— begin Excerpted data —

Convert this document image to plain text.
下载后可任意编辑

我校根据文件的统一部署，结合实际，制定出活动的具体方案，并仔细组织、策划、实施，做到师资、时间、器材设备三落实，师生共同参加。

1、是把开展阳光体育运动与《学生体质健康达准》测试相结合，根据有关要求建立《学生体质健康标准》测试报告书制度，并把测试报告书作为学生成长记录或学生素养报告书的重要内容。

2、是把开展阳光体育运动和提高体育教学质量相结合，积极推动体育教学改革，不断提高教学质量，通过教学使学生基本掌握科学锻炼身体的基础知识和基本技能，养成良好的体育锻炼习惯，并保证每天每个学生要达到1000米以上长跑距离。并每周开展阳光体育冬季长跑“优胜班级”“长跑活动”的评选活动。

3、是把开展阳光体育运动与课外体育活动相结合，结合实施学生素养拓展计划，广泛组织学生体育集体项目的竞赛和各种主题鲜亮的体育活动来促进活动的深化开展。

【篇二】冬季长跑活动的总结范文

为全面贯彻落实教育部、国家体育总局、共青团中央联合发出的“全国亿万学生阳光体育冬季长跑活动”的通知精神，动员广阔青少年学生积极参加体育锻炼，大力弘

— end Excerpted data —
— begin Excerpted data —

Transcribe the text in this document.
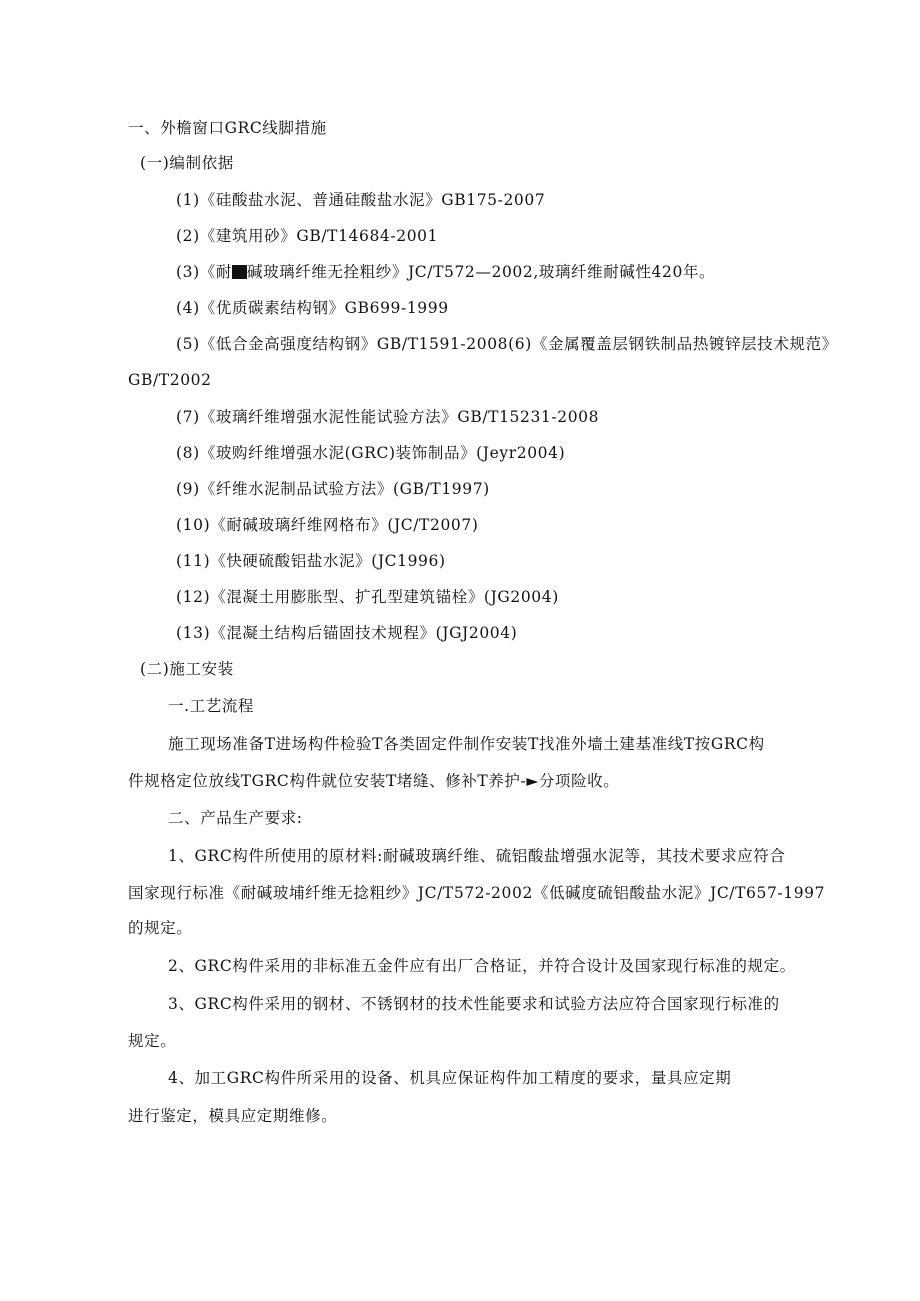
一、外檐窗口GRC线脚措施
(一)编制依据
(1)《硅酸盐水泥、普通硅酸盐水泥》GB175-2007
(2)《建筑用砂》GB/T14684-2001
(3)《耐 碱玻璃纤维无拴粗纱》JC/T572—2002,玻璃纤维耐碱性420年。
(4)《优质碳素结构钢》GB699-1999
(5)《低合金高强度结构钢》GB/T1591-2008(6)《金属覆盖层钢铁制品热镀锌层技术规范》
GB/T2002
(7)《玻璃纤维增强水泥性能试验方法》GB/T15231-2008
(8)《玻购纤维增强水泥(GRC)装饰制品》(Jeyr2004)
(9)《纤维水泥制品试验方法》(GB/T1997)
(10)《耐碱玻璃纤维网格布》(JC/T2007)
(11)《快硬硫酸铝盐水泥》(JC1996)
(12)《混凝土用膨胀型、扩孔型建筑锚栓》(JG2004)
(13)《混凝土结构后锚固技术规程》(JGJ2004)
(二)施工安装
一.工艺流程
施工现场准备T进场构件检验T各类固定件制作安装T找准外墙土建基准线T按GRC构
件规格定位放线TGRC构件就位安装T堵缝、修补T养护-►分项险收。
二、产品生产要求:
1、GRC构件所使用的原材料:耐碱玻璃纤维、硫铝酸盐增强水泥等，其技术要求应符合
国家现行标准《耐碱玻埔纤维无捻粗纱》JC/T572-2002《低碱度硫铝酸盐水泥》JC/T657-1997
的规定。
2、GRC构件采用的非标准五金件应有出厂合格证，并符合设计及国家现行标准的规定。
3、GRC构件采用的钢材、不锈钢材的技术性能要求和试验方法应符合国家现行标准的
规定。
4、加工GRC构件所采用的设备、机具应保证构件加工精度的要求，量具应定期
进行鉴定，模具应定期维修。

— end Excerpted data —

Only the number is wanted: how many lines in the entries above contain the word "this"?

2